Problem to work on - Extract every line that contains the string "утверждения".
#####
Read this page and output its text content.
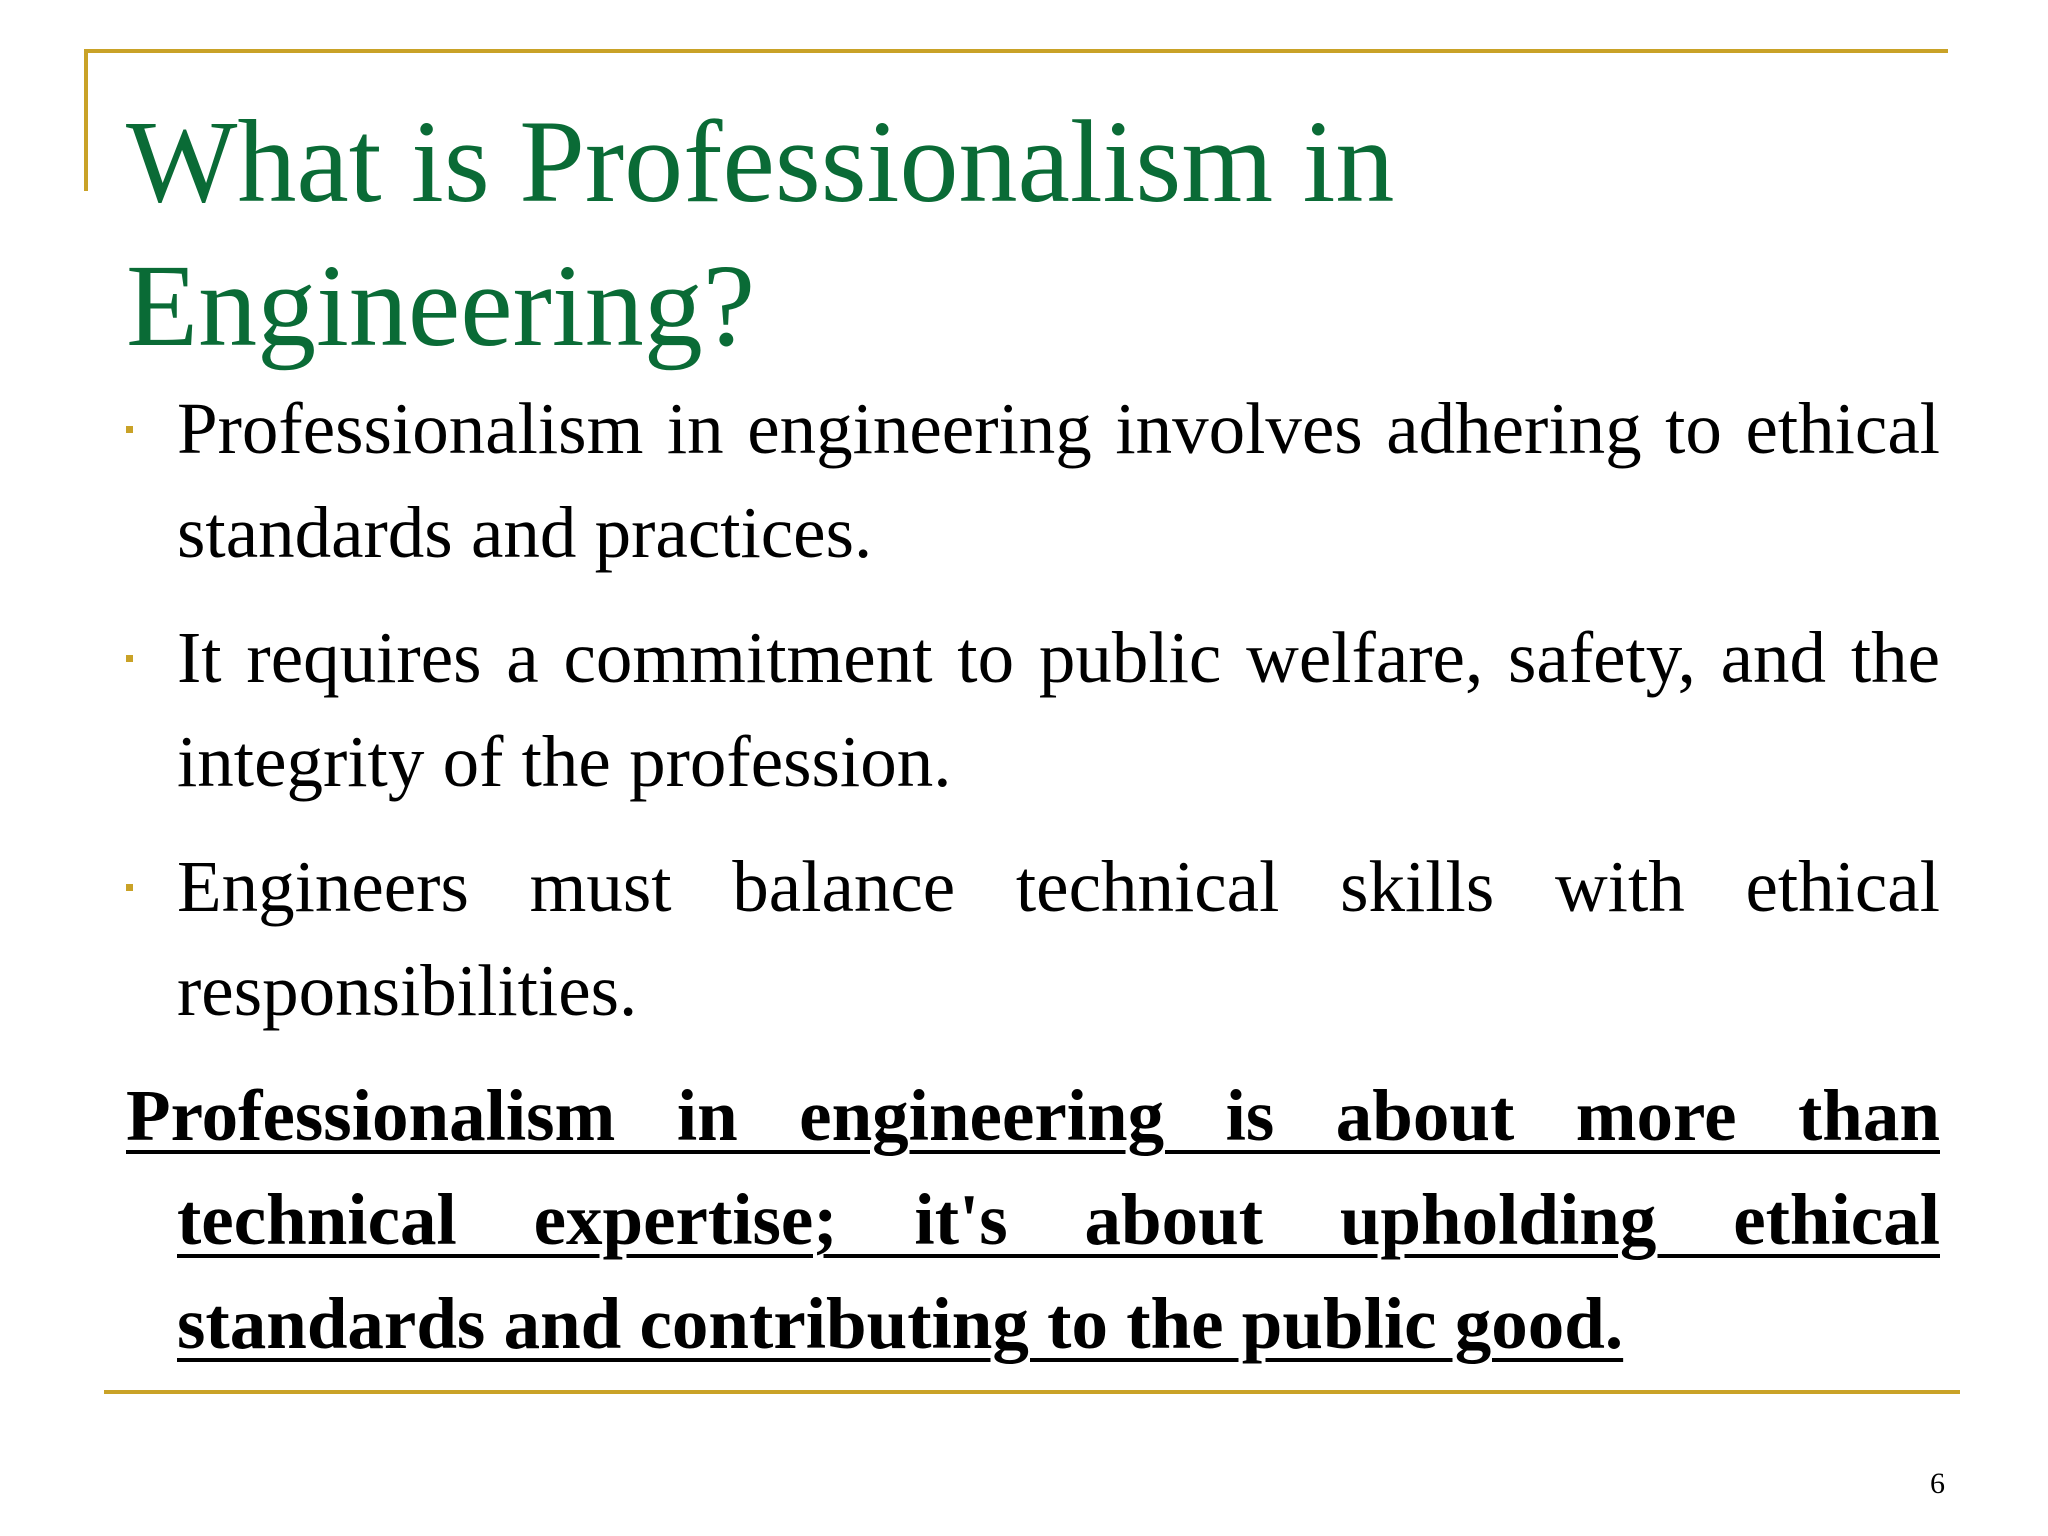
What is Professionalism in Engineering?
Professionalism in engineering involves adhering to ethical standards and practices.
It requires a commitment to public welfare, safety, and the integrity of the profession.
Engineers must balance technical skills with ethical responsibilities.

Professionalism in engineering is about more than technical expertise; it's about upholding ethical standards and contributing to the public good.

6
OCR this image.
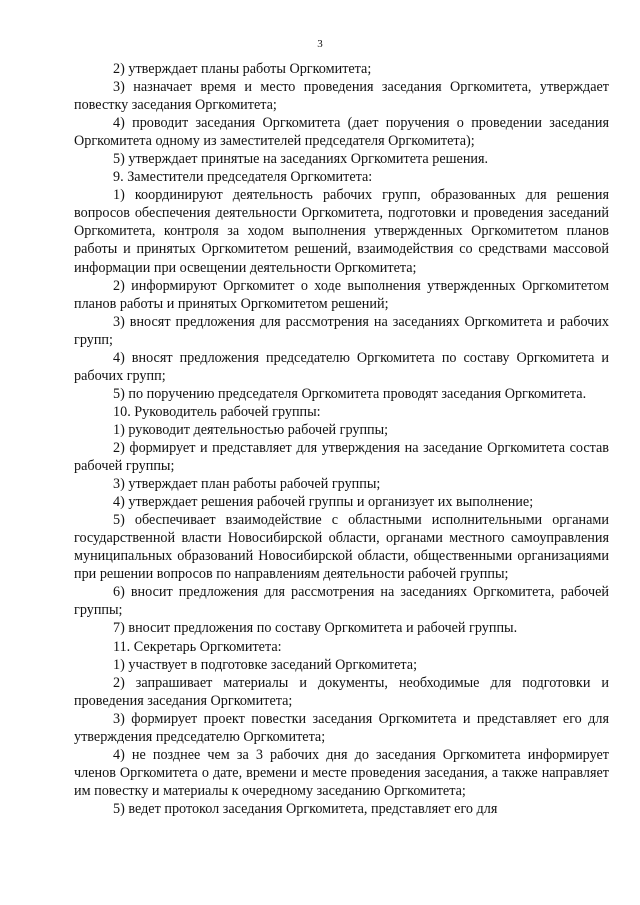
3

2) утверждает планы работы Оргкомитета;

3) назначает время и место проведения заседания Оргкомитета, утверждает повестку заседания Оргкомитета;

4) проводит заседания Оргкомитета (дает поручения о проведении заседания Оргкомитета одному из заместителей председателя Оргкомитета);

5) утверждает принятые на заседаниях Оргкомитета решения.

9. Заместители председателя Оргкомитета:

1) координируют деятельность рабочих групп, образованных для решения вопросов обеспечения деятельности Оргкомитета, подготовки и проведения заседаний Оргкомитета, контроля за ходом выполнения утвержденных Оргкомитетом планов работы и принятых Оргкомитетом решений, взаимодействия со средствами массовой информации при освещении деятельности Оргкомитета;

2) информируют Оргкомитет о ходе выполнения утвержденных Оргкомитетом планов работы и принятых Оргкомитетом решений;

3) вносят предложения для рассмотрения на заседаниях Оргкомитета и рабочих групп;

4) вносят предложения председателю Оргкомитета по составу Оргкомитета и рабочих групп;

5) по поручению председателя Оргкомитета проводят заседания Оргкомитета.

10. Руководитель рабочей группы:

1) руководит деятельностью рабочей группы;

2) формирует и представляет для утверждения на заседание Оргкомитета состав рабочей группы;

3) утверждает план работы рабочей группы;

4) утверждает решения рабочей группы и организует их выполнение;

5) обеспечивает взаимодействие с областными исполнительными органами государственной власти Новосибирской области, органами местного самоуправления муниципальных образований Новосибирской области, общественными организациями при решении вопросов по направлениям деятельности рабочей группы;

6) вносит предложения для рассмотрения на заседаниях Оргкомитета, рабочей группы;

7) вносит предложения по составу Оргкомитета и рабочей группы.

11. Секретарь Оргкомитета:

1) участвует в подготовке заседаний Оргкомитета;

2) запрашивает материалы и документы, необходимые для подготовки и проведения заседания Оргкомитета;

3) формирует проект повестки заседания Оргкомитета и представляет его для утверждения председателю Оргкомитета;

4) не позднее чем за 3 рабочих дня до заседания Оргкомитета информирует членов Оргкомитета о дате, времени и месте проведения заседания, а также направляет им повестку и материалы к очередному заседанию Оргкомитета;

5) ведет протокол заседания Оргкомитета, представляет его для
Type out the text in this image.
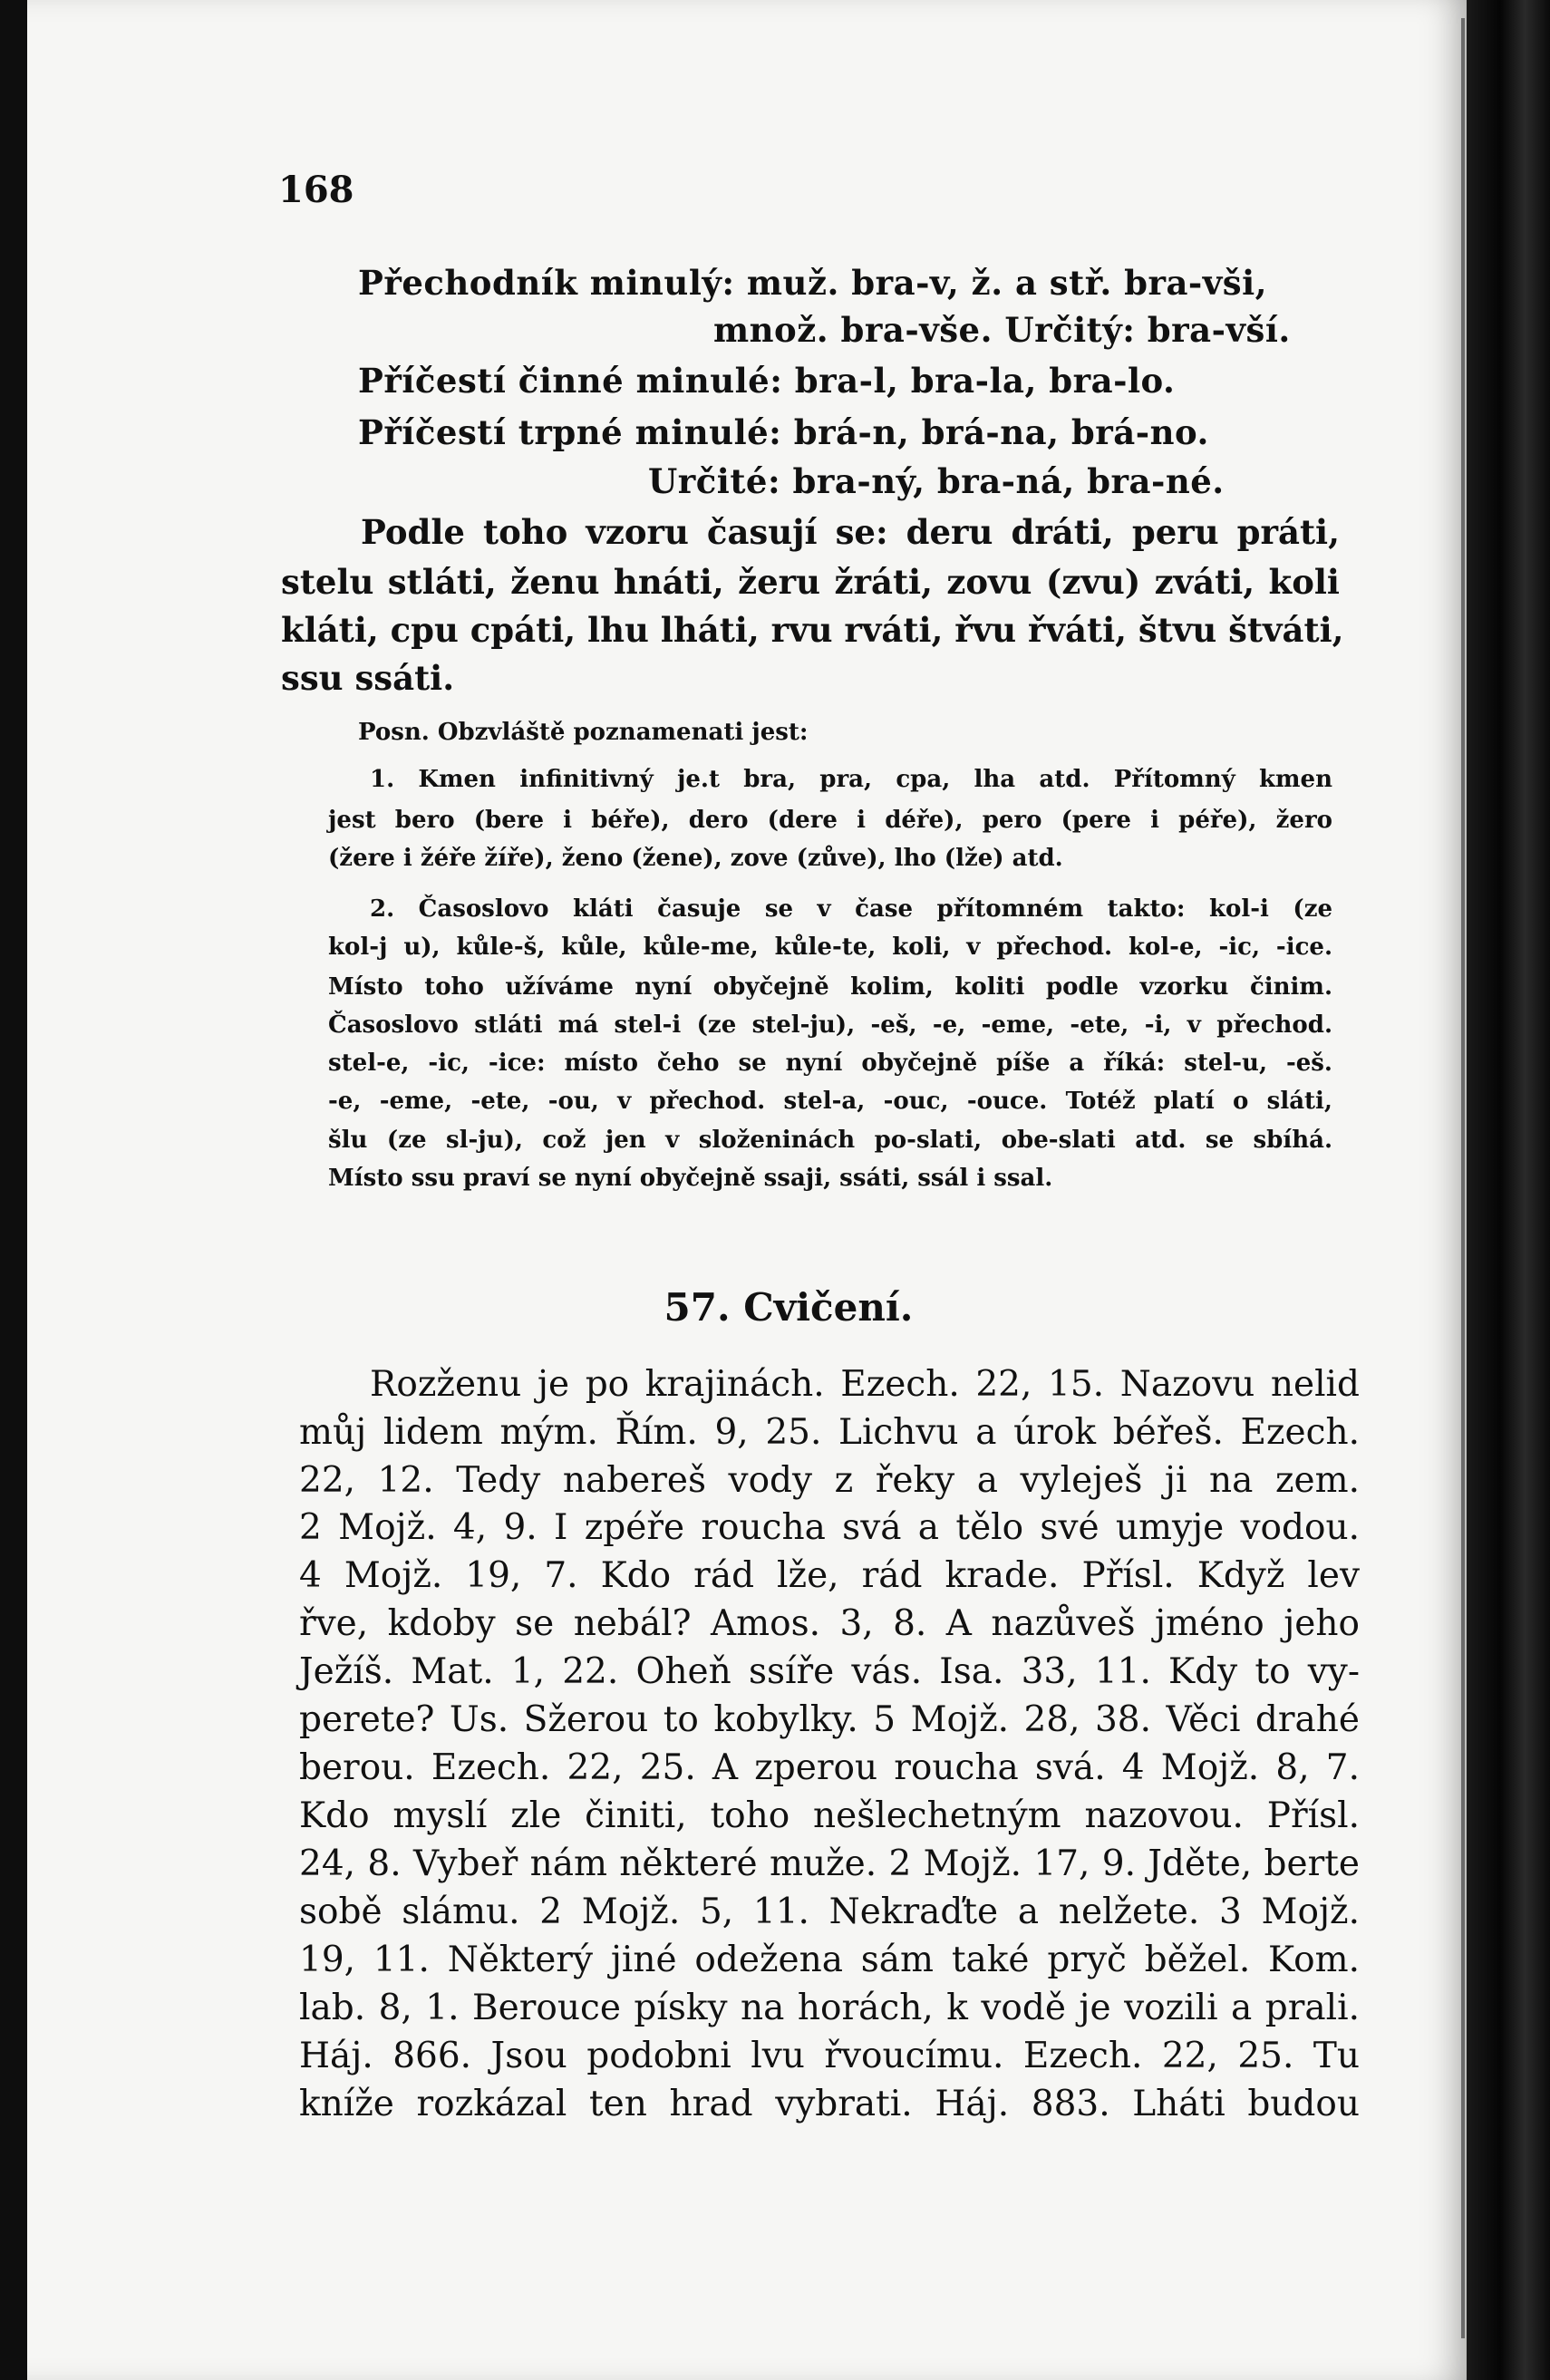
168
Přechodník minulý: muž. bra-v, ž. a stř. bra-vši,
množ. bra-vše. Určitý: bra-vší.
Příčestí činné minulé: bra-l, bra-la, bra-lo.
Příčestí trpné minulé: brá-n, brá-na, brá-no.
Určité: bra-ný, bra-ná, bra-né.
Podle toho vzoru časují se: deru dráti, peru práti,
stelu stláti, ženu hnáti, žeru žráti, zovu (zvu) zváti, koli
kláti, cpu cpáti, lhu lháti, rvu rváti, řvu řváti, štvu štváti,
ssu ssáti.
Posn. Obzvláště poznamenati jest:
1. Kmen infinitivný je.t bra, pra, cpa, lha atd. Přítomný kmen
jest bero (bere i béře), dero (dere i déře), pero (pere i péře), žero
(žere i žéře žíře), ženo (žene), zove (zůve), lho (lže) atd.
2. Časoslovo kláti časuje se v čase přítomném takto: kol-i (ze
kol-j u), kůle-š, kůle, kůle-me, kůle-te, koli, v přechod. kol-e, -ic, -ice.
Místo toho užíváme nyní obyčejně kolim, koliti podle vzorku činim.
Časoslovo stláti má stel-i (ze stel-ju), -eš, -e, -eme, -ete, -i, v přechod.
stel-e, -ic, -ice: místo čeho se nyní obyčejně píše a říká: stel-u, -eš.
-e, -eme, -ete, -ou, v přechod. stel-a, -ouc, -ouce. Totéž platí o sláti,
šlu (ze sl-ju), což jen v složeninách po-slati, obe-slati atd. se sbíhá.
Místo ssu praví se nyní obyčejně ssaji, ssáti, ssál i ssal.
57. Cvičení.
Rozženu je po krajinách. Ezech. 22, 15. Nazovu nelid
můj lidem mým. Řím. 9, 25. Lichvu a úrok béřeš. Ezech.
22, 12. Tedy nabereš vody z řeky a vyleješ ji na zem.
2 Mojž. 4, 9. I zpéře roucha svá a tělo své umyje vodou.
4 Mojž. 19, 7. Kdo rád lže, rád krade. Přísl. Když lev
řve, kdoby se nebál? Amos. 3, 8. A nazůveš jméno jeho
Ježíš. Mat. 1, 22. Oheň ssíře vás. Isa. 33, 11. Kdy to vy-
perete? Us. Sžerou to kobylky. 5 Mojž. 28, 38. Věci drahé
berou. Ezech. 22, 25. A zperou roucha svá. 4 Mojž. 8, 7.
Kdo myslí zle činiti, toho nešlechetným nazovou. Přísl.
24, 8. Vybeř nám některé muže. 2 Mojž. 17, 9. Jděte, berte
sobě slámu. 2 Mojž. 5, 11. Nekraďte a nelžete. 3 Mojž.
19, 11. Některý jiné odežena sám také pryč běžel. Kom.
lab. 8, 1. Berouce písky na horách, k vodě je vozili a prali.
Háj. 866. Jsou podobni lvu řvoucímu. Ezech. 22, 25. Tu
kníže rozkázal ten hrad vybrati. Háj. 883. Lháti budou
#####
The output -
2) формирует и представляет для утверждения на заседание Оргкомитета состав рабочей группы;
3) формирует проект повестки заседания Оргкомитета и представляет его для утверждения председателю Оргкомитета;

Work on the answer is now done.